Render everything from the start of the data down to the line containing "382, 439, 401]", inclusive, as a JSON list of strings with one string per line and blank lines omitted.

#### Records for the task

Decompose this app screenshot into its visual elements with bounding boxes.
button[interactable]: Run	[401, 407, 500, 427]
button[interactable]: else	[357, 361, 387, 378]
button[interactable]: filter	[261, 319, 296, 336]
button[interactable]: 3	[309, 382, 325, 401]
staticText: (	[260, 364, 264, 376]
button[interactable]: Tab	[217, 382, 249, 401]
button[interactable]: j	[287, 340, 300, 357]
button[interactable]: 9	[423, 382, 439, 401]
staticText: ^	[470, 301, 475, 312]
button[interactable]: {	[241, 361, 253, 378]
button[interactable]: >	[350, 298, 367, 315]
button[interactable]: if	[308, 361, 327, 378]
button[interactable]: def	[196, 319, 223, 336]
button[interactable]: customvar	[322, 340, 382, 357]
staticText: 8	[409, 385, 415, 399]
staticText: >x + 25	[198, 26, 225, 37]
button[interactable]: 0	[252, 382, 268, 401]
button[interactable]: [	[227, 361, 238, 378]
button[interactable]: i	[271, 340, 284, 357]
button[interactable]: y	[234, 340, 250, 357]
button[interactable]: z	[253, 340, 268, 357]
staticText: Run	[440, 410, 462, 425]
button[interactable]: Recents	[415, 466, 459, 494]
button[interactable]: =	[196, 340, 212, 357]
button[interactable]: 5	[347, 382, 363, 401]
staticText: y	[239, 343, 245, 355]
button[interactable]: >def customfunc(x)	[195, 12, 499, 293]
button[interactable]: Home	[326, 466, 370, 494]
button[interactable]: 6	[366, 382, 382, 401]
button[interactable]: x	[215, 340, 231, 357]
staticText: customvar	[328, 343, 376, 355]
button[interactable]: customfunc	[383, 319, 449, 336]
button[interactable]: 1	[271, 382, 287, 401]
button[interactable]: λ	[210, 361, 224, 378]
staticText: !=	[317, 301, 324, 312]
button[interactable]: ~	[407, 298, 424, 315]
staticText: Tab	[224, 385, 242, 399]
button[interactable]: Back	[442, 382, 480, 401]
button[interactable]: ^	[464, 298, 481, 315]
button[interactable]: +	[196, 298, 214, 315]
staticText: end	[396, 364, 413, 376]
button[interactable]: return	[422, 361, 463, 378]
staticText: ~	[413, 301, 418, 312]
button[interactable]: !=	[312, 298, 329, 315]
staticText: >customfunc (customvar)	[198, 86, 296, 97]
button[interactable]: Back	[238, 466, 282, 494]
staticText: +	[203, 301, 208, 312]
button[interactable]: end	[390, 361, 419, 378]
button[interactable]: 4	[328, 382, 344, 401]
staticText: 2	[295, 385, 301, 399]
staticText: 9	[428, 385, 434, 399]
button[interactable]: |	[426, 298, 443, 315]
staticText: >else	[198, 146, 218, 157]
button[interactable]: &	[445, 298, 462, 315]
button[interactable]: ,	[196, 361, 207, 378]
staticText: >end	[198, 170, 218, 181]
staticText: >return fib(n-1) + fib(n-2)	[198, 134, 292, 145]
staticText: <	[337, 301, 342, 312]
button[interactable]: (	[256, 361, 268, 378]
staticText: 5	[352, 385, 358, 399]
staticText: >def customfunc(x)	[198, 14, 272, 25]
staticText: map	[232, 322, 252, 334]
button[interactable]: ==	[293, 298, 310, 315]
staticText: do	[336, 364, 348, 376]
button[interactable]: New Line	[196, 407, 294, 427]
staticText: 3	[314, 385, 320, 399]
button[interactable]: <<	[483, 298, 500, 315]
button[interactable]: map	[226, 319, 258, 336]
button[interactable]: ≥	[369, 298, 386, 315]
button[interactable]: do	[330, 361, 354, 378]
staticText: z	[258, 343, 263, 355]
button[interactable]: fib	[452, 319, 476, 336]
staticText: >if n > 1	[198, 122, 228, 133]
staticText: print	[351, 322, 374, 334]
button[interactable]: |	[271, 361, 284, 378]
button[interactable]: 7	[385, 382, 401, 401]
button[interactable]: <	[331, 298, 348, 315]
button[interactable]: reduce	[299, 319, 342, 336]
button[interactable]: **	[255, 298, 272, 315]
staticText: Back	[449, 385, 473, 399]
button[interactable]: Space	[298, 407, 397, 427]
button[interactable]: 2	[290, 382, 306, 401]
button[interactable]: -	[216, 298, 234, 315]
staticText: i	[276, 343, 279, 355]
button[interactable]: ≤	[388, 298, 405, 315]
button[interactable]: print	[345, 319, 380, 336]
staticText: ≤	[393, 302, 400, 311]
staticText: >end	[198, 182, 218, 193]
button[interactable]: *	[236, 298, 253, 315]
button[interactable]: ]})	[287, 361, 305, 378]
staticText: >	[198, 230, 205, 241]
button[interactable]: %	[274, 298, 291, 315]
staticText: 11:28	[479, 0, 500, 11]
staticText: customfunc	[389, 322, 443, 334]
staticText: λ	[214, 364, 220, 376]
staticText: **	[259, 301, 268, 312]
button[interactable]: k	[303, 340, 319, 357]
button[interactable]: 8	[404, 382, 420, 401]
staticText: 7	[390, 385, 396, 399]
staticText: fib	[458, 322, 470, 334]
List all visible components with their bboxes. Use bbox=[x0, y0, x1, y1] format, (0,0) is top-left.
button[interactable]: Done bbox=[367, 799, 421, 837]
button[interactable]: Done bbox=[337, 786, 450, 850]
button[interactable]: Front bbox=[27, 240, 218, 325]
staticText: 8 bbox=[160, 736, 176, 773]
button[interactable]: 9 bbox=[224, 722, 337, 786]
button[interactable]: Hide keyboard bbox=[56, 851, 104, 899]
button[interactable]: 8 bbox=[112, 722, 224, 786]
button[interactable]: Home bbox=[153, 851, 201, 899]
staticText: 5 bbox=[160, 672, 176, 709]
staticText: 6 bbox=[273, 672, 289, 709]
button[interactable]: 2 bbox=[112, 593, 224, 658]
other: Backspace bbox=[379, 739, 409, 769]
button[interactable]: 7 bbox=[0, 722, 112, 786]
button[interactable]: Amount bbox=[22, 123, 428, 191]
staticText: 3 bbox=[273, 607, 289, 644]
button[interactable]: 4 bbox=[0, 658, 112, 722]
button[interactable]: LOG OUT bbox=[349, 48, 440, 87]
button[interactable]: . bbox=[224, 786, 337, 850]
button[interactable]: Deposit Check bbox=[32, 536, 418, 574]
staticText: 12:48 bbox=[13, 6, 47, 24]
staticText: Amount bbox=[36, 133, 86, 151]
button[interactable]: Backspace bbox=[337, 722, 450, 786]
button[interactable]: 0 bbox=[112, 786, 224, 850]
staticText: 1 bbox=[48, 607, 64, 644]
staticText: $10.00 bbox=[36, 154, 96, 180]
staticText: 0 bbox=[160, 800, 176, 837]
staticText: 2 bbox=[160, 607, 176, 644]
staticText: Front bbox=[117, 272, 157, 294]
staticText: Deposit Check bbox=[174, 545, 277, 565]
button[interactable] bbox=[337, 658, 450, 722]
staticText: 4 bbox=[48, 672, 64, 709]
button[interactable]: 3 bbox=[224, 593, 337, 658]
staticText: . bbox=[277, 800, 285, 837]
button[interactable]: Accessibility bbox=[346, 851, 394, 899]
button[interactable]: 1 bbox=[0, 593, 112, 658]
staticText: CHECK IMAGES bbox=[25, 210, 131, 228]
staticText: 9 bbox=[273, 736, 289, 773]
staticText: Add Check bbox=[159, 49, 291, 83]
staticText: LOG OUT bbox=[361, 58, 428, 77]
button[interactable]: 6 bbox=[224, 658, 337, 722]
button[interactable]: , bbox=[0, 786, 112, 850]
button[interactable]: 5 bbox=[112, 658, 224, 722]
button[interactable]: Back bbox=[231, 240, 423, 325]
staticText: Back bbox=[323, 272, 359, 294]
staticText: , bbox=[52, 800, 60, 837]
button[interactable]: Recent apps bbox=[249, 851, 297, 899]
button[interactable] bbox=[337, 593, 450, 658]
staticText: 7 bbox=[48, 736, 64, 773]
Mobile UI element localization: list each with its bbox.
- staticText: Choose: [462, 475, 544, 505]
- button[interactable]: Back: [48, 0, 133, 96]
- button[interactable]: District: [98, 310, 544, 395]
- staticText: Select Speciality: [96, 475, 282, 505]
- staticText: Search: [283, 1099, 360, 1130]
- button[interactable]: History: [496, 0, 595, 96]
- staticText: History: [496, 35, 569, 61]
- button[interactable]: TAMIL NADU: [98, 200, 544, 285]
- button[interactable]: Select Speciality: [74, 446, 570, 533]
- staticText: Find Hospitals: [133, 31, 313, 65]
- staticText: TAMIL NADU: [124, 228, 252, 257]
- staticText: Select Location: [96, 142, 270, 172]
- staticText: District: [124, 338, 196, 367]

########

# Response below:
[
  "Decompose this app screenshot into its visual elements with bounding boxes.",
  "button[interactable]: Run\t[401, 407, 500, 427]",
  "button[interactable]: else\t[357, 361, 387, 378]",
  "button[interactable]: filter\t[261, 319, 296, 336]",
  "button[interactable]: 3\t[309, 382, 325, 401]",
  "staticText: (\t[260, 364, 264, 376]",
  "button[interactable]: Tab\t[217, 382, 249, 401]",
  "button[interactable]: j\t[287, 340, 300, 357]",
  "button[interactable]: 9\t[423, 382, 439, 401]"
]